Dataset excerpts
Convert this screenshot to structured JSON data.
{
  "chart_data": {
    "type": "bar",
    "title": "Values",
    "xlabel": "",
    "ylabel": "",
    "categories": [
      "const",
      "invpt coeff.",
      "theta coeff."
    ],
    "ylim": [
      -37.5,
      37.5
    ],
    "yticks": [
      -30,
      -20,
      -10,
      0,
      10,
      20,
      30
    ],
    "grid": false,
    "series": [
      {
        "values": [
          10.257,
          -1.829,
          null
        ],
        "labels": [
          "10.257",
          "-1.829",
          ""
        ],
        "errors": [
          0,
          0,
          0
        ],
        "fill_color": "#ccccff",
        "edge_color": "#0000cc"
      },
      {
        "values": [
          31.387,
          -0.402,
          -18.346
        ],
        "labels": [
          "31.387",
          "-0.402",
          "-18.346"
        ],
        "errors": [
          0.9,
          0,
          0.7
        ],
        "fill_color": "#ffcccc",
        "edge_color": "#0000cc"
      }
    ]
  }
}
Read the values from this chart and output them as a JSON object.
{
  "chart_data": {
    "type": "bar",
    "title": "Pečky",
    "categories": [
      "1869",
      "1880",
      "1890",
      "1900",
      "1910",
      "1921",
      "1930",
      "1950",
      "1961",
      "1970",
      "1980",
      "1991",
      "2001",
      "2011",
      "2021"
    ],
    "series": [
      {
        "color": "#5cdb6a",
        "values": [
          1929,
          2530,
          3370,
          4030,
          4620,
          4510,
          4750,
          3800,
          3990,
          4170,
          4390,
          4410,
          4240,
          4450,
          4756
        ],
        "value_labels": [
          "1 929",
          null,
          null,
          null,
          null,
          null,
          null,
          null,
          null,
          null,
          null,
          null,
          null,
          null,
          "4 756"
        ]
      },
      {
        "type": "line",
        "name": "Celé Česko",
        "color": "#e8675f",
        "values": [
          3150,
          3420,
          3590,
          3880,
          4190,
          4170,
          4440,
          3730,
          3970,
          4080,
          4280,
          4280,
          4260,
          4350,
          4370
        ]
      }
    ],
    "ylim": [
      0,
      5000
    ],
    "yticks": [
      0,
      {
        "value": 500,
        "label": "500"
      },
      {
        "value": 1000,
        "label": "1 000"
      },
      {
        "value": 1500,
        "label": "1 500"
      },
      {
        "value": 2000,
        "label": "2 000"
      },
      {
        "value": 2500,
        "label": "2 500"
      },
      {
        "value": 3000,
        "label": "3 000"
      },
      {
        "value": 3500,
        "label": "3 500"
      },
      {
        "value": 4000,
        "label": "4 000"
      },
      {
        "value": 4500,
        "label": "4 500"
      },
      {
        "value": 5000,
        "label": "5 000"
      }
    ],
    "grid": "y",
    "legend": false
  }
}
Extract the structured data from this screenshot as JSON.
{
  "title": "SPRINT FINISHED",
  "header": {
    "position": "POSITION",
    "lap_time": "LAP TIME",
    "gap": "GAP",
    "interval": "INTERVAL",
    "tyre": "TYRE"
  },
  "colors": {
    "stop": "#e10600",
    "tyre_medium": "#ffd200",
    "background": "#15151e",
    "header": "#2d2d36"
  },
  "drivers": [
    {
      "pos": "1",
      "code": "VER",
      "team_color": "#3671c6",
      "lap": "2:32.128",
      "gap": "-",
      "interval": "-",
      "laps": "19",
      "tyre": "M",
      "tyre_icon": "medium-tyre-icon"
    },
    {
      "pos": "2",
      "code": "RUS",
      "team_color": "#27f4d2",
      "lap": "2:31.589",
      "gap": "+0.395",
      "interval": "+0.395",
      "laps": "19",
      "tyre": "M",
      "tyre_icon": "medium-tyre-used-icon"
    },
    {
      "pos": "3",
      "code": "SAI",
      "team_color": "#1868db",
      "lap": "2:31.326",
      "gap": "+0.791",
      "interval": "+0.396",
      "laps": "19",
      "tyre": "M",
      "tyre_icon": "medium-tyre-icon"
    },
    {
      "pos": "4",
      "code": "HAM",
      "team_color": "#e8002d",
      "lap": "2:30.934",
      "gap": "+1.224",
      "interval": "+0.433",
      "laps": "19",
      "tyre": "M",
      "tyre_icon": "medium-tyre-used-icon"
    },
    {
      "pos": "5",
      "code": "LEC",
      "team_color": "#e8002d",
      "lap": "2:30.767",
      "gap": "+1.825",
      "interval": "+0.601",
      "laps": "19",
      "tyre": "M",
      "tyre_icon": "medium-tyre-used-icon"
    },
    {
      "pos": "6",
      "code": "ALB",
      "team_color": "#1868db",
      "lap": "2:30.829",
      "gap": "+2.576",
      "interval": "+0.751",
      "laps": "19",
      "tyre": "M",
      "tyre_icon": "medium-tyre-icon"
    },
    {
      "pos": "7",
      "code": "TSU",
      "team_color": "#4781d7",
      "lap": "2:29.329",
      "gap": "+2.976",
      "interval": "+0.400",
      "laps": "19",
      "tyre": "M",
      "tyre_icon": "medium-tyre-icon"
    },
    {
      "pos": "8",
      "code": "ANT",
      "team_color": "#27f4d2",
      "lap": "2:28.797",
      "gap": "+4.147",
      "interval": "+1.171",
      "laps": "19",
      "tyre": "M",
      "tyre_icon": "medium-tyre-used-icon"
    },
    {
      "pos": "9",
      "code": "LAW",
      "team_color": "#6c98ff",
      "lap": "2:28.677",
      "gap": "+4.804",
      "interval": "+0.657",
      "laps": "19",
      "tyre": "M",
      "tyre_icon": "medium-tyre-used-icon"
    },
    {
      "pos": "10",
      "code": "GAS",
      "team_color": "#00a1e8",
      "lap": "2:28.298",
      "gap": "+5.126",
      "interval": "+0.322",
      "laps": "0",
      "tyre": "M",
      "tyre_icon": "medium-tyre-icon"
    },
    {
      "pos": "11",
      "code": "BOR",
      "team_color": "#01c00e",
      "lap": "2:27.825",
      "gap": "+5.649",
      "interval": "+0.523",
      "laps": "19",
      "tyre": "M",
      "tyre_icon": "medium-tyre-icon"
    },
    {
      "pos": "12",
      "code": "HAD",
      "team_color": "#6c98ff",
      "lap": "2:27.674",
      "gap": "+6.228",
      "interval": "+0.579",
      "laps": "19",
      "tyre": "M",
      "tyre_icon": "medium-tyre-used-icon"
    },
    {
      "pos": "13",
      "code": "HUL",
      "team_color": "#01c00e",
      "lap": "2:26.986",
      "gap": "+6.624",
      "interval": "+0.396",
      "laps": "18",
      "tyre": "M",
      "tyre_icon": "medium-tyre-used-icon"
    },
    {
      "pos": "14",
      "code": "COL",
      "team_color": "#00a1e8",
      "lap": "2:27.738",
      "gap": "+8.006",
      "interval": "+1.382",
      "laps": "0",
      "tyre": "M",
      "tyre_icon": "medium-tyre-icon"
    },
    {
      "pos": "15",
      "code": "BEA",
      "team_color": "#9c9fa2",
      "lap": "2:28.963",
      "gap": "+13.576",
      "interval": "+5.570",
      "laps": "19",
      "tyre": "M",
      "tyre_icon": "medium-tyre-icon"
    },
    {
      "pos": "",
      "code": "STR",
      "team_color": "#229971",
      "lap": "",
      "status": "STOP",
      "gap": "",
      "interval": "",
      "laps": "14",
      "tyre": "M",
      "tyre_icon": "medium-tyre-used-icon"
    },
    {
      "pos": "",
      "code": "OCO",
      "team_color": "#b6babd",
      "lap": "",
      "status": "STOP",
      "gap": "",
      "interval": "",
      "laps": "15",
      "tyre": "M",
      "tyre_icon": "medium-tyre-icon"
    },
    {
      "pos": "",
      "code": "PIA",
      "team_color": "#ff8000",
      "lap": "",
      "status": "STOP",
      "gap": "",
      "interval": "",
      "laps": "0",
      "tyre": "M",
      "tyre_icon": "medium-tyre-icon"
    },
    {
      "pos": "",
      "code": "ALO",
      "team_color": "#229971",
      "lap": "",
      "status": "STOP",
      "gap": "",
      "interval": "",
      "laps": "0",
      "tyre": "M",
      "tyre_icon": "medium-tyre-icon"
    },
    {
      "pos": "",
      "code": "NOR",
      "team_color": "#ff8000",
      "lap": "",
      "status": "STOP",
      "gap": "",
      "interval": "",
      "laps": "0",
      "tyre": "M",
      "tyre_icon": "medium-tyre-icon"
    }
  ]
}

Task to carry out
For the data above, state how many lines contain "from"; the number is the whole answer.

Final result
2